■ **Requirements**:
In the listing below, locate the lines that hold "this" and copy them.

##### Supplied material

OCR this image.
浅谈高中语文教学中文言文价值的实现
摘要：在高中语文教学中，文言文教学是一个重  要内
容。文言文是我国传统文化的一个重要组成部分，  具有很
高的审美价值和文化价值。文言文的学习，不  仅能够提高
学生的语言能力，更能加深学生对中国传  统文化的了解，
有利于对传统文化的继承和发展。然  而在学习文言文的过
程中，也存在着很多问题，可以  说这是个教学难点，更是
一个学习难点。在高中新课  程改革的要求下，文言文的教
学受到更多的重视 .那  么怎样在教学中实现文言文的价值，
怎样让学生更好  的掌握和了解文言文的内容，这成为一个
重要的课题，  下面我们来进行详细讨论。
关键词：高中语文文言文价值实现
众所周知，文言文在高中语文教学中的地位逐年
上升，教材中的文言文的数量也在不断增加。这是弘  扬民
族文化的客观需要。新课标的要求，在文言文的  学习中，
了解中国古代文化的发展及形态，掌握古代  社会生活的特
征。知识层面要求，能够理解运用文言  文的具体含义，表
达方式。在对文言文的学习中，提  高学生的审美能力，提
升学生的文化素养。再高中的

##########
##### Supplied material

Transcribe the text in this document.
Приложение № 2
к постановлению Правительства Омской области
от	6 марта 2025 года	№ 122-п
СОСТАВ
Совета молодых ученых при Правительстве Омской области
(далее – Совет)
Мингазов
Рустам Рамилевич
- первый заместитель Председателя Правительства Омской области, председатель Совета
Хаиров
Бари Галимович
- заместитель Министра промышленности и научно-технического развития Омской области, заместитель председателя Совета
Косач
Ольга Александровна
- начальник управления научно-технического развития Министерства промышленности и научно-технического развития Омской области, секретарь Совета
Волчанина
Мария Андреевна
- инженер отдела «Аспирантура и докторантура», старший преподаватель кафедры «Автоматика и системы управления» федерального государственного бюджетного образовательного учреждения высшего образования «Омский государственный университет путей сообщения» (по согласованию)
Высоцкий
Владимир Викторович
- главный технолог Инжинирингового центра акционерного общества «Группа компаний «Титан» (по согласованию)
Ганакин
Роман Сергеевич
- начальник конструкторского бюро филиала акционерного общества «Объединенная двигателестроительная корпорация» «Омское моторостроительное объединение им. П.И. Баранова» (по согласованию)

##########

■ **Right answer**:
OCR this image.
Transcribe the text in this document.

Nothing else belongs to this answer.